Given exercise
Reproduce the entries exactly.

Given records
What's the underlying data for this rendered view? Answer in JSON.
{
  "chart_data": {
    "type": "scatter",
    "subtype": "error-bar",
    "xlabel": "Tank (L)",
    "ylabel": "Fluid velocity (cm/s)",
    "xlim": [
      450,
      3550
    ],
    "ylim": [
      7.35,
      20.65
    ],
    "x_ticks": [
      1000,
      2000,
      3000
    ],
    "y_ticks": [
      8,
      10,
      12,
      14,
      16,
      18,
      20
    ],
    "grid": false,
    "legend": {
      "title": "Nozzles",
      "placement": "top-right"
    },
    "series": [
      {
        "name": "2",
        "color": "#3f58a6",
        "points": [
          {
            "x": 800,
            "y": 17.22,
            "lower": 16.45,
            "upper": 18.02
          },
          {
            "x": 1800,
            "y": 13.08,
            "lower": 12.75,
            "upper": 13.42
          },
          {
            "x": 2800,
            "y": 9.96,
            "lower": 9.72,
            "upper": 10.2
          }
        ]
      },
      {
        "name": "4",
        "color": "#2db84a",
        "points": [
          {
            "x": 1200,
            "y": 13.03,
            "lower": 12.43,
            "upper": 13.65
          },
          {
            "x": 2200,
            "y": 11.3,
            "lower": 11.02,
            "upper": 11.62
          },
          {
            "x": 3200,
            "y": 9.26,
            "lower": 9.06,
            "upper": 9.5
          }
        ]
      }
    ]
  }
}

Task answer
What's the underlying data for this rendered view? Answer in JSON.
{
  "chart_data": {
    "type": "scatter",
    "subtype": "error-bar",
    "xlabel": "Tank (L)",
    "ylabel": "Fluid velocity (cm/s)",
    "xlim": [
      450,
      3550
    ],
    "ylim": [
      7.35,
      20.65
    ],
    "x_ticks": [
      1000,
      2000,
      3000
    ],
    "y_ticks": [
      8,
      10,
      12,
      14,
      16,
      18,
      20
    ],
    "grid": false,
    "legend": {
      "title": "Nozzles",
      "placement": "top-right"
    },
    "series": [
      {
        "name": "2",
        "color": "#3f58a6",
        "points": [
          {
            "x": 800,
            "y": 17.22,
            "lower": 16.45,
            "upper": 18.02
          },
          {
            "x": 1800,
            "y": 13.08,
            "lower": 12.75,
            "upper": 13.42
          },
          {
            "x": 2800,
            "y": 9.96,
            "lower": 9.72,
            "upper": 10.2
          }
        ]
      },
      {
        "name": "4",
        "color": "#2db84a",
        "points": [
          {
            "x": 1200,
            "y": 13.03,
            "lower": 12.43,
            "upper": 13.65
          },
          {
            "x": 2200,
            "y": 11.3,
            "lower": 11.02,
            "upper": 11.62
          },
          {
            "x": 3200,
            "y": 9.26,
            "lower": 9.06,
            "upper": 9.5
          }
        ]
      }
    ]
  }
}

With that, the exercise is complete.